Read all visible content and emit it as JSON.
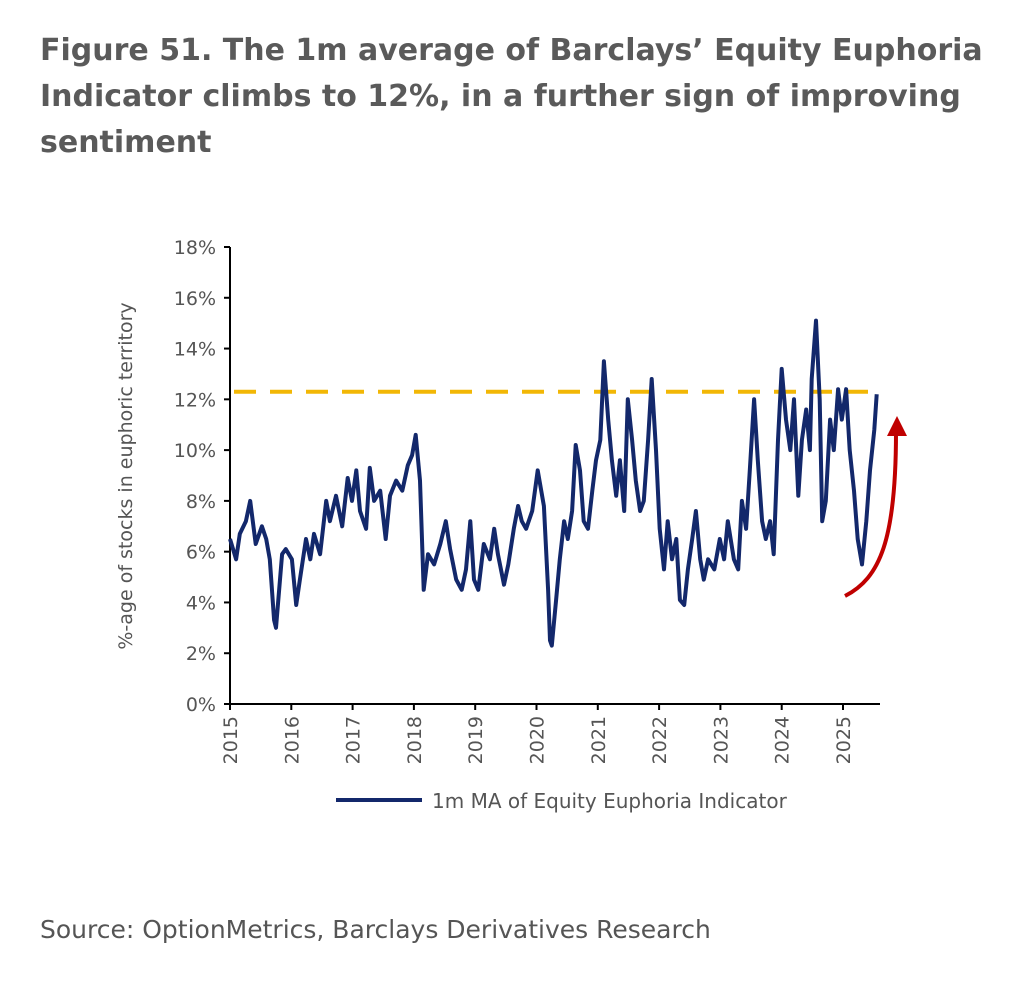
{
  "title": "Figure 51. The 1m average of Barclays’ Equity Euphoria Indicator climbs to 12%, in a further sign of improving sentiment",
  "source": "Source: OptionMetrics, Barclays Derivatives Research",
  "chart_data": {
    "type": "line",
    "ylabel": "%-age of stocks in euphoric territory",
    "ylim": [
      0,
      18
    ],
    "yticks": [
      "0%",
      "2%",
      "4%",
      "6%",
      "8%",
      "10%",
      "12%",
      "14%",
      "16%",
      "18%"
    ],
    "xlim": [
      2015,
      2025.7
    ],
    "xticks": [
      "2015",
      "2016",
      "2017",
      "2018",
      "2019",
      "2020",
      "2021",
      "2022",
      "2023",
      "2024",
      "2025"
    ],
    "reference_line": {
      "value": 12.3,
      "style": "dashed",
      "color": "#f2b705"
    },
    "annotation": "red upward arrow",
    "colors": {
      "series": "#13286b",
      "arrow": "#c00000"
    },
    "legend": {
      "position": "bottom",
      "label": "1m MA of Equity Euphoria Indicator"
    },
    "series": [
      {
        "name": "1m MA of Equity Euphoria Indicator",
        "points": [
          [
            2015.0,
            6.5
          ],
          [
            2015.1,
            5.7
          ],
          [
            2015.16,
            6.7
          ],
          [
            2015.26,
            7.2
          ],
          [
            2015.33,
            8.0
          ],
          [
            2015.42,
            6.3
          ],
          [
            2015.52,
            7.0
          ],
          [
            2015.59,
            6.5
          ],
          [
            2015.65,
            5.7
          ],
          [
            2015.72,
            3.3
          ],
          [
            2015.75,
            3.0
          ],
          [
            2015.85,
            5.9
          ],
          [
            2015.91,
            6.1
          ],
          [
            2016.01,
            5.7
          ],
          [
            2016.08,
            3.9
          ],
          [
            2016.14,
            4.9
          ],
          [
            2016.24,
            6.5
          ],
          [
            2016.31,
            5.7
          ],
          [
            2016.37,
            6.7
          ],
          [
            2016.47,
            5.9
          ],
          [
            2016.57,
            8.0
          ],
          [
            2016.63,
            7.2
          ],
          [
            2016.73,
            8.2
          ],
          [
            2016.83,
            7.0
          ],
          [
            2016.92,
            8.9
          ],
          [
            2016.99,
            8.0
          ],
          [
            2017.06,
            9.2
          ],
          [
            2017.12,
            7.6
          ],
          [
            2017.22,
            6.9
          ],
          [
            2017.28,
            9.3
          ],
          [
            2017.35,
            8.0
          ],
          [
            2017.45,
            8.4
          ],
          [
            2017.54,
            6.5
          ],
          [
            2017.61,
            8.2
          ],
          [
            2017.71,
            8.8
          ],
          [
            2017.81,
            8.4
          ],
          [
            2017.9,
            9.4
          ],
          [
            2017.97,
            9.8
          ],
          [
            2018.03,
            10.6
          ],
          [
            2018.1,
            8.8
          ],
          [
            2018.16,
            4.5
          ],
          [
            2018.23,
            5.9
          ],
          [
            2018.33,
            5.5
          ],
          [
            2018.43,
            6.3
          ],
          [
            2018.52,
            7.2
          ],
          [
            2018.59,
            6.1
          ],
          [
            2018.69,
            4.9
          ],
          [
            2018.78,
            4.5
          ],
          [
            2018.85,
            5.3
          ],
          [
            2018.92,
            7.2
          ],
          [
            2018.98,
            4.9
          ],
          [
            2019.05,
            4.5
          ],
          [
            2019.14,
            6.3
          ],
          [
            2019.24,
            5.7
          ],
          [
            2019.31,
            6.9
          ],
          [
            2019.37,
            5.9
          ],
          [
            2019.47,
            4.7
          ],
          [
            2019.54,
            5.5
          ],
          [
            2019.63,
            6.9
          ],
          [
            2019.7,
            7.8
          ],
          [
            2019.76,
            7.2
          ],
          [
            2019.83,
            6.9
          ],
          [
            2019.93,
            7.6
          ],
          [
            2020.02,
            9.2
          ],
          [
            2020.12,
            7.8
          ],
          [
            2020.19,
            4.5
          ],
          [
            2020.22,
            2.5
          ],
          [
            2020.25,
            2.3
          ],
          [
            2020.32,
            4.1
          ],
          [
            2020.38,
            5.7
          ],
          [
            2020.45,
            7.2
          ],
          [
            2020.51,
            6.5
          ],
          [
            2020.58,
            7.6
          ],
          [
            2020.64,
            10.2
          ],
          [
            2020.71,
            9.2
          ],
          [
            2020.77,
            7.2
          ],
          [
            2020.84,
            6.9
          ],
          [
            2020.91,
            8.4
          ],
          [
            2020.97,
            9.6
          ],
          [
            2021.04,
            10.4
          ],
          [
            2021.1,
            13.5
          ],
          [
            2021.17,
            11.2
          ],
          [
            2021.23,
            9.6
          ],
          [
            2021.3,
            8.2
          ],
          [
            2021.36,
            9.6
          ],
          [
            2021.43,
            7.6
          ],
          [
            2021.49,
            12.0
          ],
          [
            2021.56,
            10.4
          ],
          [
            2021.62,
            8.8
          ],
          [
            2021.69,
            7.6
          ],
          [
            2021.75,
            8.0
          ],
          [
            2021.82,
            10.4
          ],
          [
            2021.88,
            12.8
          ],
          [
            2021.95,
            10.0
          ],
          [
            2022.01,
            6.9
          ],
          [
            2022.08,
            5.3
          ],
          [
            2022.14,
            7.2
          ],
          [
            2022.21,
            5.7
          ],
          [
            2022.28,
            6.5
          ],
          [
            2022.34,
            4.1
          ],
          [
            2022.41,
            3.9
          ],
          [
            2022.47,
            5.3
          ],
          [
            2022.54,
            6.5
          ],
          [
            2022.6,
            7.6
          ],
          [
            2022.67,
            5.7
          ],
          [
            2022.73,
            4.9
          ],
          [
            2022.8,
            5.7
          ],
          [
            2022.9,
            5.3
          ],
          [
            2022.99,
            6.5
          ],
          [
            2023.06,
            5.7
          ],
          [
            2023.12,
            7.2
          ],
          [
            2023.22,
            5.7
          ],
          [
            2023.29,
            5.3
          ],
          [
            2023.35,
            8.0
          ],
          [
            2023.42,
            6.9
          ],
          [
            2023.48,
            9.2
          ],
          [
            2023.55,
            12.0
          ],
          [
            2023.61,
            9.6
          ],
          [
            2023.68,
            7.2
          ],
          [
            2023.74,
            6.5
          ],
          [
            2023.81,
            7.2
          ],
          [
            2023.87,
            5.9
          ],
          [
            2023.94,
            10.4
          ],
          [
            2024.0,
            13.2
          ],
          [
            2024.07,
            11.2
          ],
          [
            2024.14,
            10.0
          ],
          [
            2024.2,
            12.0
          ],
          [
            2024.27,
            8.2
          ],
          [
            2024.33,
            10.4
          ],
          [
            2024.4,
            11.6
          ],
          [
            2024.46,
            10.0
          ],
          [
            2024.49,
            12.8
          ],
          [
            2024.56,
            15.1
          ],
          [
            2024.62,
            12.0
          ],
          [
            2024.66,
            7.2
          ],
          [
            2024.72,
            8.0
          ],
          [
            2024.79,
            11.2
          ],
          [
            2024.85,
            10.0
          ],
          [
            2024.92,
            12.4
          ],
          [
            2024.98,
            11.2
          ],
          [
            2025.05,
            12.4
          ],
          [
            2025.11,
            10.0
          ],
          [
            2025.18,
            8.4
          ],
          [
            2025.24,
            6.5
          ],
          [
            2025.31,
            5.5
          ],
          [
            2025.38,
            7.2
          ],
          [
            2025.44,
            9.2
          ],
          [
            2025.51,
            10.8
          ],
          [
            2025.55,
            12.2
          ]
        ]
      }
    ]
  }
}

+ + + + +

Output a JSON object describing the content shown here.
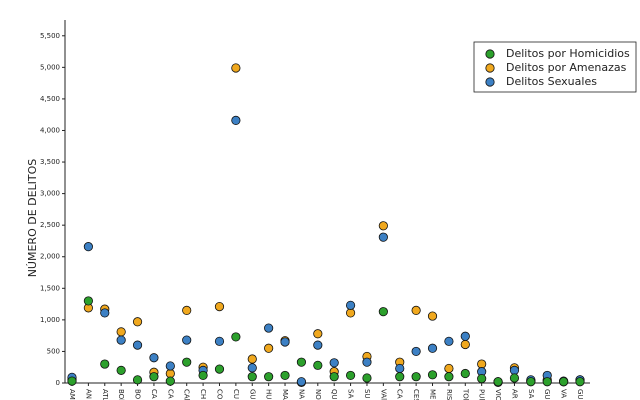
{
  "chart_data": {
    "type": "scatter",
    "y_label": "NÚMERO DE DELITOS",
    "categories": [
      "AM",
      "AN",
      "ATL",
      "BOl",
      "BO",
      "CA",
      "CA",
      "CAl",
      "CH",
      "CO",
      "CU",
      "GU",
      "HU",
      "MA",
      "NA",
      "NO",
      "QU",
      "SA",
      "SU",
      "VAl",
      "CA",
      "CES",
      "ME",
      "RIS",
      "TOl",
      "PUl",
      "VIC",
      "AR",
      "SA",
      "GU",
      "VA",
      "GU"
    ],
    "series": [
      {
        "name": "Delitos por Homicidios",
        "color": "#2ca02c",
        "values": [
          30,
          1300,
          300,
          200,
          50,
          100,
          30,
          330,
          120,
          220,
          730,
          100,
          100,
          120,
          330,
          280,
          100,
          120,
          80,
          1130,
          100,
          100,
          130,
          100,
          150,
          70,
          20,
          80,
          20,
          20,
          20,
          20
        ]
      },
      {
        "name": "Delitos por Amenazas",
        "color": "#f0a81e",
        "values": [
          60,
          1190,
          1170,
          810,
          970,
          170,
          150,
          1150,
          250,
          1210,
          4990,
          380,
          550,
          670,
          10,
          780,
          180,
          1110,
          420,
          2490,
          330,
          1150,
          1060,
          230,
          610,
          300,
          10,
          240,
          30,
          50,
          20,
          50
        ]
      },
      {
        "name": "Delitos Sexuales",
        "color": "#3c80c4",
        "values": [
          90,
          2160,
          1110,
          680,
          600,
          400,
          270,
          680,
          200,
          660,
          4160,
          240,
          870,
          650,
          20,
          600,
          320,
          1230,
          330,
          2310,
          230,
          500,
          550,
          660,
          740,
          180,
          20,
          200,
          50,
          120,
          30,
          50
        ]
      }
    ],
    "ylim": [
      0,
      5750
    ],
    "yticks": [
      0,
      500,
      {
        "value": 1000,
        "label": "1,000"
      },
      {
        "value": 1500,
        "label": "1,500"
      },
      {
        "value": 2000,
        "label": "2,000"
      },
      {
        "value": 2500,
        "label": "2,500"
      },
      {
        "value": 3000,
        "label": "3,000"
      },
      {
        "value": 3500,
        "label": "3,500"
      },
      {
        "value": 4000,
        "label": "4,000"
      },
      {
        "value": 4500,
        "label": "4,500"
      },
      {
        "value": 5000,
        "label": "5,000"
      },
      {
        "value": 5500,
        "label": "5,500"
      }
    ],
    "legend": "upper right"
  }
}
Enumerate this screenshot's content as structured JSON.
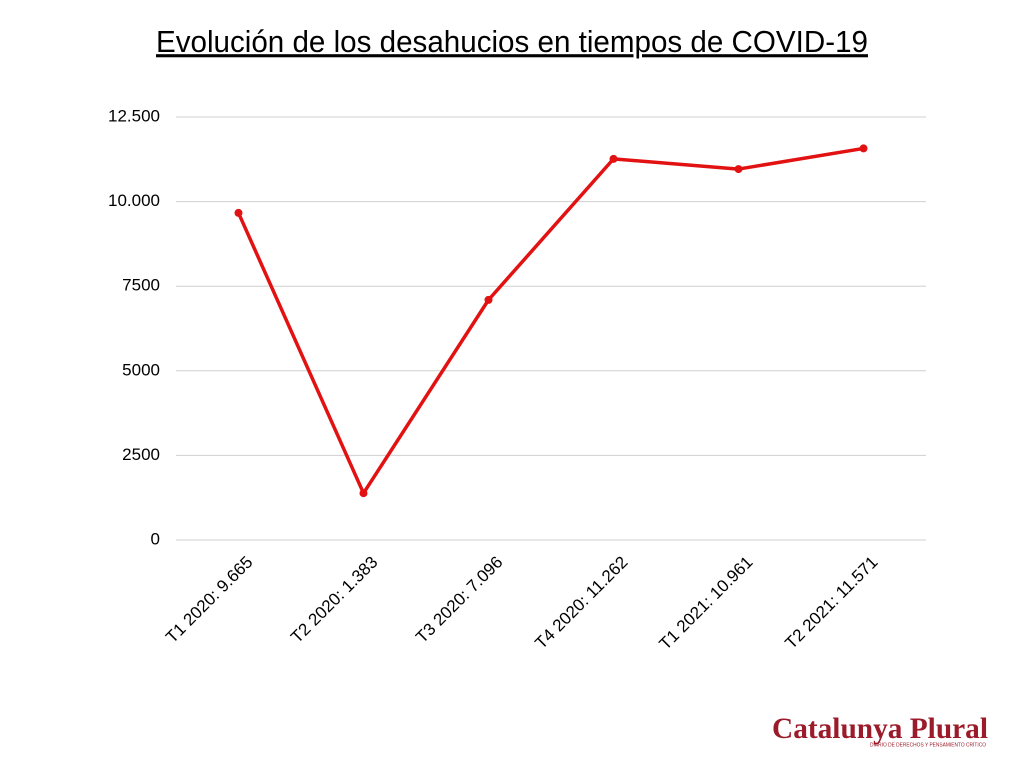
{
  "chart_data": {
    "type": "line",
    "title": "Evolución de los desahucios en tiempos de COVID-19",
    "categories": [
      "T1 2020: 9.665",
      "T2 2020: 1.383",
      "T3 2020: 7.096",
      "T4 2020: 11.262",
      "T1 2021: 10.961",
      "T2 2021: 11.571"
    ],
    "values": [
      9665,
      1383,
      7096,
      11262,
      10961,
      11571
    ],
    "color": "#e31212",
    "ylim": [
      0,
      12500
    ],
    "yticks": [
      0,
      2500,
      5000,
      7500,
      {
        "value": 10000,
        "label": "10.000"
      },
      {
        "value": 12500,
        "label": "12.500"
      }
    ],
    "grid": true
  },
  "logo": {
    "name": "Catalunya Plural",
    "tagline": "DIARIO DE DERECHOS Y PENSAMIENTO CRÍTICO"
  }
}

+ + + + +

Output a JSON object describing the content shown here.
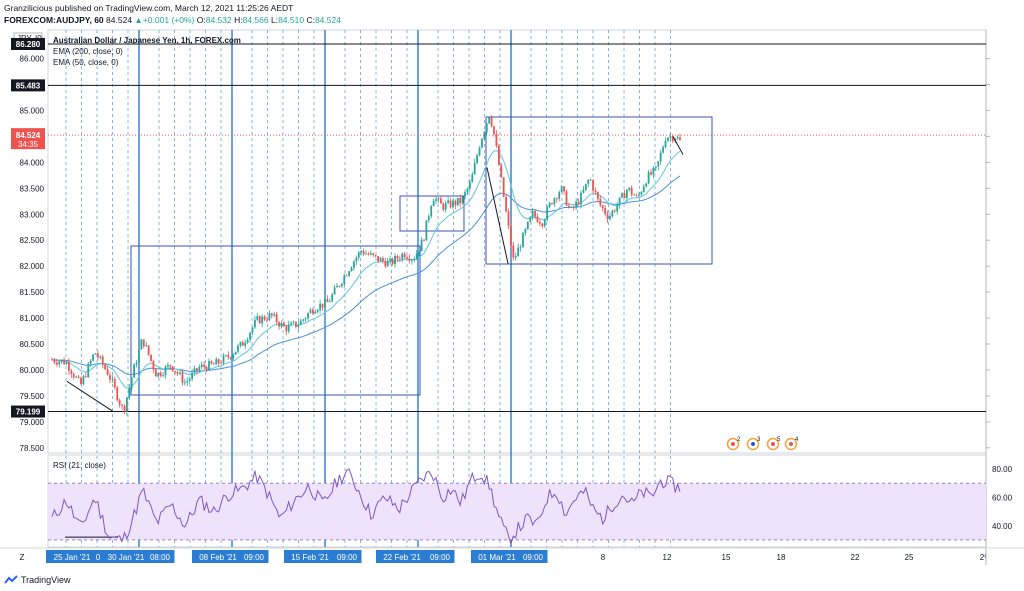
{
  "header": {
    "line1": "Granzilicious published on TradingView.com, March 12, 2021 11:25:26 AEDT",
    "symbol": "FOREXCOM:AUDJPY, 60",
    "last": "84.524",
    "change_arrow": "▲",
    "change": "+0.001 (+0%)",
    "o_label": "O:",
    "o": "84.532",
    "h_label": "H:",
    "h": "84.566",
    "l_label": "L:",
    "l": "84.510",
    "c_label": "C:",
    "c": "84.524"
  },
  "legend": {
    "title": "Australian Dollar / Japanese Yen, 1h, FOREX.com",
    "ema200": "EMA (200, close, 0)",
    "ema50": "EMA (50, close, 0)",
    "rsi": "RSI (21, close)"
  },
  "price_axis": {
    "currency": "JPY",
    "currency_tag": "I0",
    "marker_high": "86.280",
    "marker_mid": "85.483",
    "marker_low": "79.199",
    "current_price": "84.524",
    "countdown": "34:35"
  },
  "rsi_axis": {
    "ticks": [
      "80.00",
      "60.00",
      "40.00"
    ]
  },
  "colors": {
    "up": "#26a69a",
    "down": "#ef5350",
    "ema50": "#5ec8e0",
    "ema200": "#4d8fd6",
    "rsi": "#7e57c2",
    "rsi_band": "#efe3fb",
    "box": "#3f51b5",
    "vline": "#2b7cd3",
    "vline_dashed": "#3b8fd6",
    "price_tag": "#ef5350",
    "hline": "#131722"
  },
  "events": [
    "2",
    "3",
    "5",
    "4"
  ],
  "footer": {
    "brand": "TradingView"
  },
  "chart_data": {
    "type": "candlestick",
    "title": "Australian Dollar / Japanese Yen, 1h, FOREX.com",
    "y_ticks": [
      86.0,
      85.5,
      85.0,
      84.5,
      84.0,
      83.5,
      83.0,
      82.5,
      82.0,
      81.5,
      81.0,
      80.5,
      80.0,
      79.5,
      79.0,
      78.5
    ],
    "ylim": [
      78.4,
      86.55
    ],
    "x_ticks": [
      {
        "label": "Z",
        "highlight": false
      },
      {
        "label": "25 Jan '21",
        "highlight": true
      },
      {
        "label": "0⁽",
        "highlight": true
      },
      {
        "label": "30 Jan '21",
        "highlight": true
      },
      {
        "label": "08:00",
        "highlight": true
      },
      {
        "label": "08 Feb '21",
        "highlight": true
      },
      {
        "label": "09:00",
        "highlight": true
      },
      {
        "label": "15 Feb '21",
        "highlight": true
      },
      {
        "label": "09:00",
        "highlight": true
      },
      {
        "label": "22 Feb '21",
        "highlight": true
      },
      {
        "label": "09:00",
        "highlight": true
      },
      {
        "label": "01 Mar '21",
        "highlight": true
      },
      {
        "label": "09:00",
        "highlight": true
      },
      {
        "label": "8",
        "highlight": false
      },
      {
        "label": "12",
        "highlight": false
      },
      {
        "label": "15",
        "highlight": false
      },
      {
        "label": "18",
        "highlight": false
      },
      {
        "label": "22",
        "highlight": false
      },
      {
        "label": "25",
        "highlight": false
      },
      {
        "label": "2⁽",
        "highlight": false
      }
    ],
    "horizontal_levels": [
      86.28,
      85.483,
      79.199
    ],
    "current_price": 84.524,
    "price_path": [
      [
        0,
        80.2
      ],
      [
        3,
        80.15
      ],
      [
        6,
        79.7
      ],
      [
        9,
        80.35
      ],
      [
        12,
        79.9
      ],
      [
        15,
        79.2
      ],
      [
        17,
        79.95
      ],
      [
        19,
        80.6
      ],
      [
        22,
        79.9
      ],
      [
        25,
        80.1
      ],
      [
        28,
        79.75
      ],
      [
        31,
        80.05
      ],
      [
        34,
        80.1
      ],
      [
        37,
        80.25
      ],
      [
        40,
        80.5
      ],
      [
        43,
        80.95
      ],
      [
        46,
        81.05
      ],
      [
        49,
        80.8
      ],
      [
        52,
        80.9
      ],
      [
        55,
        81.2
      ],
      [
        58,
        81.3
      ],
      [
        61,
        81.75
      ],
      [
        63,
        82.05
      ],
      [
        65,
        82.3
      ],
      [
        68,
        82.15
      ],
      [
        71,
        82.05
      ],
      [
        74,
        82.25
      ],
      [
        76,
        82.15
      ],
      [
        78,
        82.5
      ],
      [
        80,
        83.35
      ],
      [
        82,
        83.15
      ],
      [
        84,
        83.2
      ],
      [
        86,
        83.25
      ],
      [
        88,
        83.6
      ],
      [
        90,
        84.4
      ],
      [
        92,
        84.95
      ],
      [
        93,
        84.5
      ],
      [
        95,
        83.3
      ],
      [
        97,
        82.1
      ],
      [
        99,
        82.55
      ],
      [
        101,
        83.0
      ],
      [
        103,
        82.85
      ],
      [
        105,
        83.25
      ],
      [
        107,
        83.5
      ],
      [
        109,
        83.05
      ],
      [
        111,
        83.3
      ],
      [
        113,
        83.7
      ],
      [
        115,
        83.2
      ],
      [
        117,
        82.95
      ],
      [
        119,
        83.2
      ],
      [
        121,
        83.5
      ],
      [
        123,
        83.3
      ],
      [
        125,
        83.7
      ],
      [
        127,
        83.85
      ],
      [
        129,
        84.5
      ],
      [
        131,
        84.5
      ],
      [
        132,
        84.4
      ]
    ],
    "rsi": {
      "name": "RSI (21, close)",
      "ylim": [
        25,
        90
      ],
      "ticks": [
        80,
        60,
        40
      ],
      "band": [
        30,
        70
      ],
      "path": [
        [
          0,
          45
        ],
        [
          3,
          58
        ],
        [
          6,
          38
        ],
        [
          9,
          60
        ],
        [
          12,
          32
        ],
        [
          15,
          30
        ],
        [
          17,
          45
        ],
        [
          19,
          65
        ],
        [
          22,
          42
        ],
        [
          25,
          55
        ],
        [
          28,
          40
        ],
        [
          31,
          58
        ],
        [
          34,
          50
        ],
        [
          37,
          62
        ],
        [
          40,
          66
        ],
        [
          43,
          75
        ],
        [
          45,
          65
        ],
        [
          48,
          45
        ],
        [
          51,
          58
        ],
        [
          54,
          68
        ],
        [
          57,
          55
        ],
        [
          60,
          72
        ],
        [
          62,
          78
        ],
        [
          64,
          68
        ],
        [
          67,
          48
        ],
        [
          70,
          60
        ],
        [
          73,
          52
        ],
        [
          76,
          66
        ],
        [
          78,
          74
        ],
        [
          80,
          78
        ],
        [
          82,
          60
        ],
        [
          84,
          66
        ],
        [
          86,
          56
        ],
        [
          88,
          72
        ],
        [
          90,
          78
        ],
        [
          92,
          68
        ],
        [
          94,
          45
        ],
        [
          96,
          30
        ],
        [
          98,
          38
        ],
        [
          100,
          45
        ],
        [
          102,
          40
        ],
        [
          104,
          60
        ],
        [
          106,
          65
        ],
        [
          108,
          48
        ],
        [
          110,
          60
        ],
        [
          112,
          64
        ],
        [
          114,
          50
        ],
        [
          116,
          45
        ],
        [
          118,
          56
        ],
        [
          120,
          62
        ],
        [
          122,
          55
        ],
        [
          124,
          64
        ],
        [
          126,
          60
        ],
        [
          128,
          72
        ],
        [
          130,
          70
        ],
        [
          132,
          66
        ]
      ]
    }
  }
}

+ + + + +

**WHAT YOU NEED TO DO**
Go through the lines above. Select every one that has the string "JSON".

**RESPONSE TO THIS EXERCISE**
Read all visible content and emit it as JSON.
Output a JSON object describing the content shown here.
Enumerate this screenshot's content as structured JSON.
Output a JSON object describing the content shown here.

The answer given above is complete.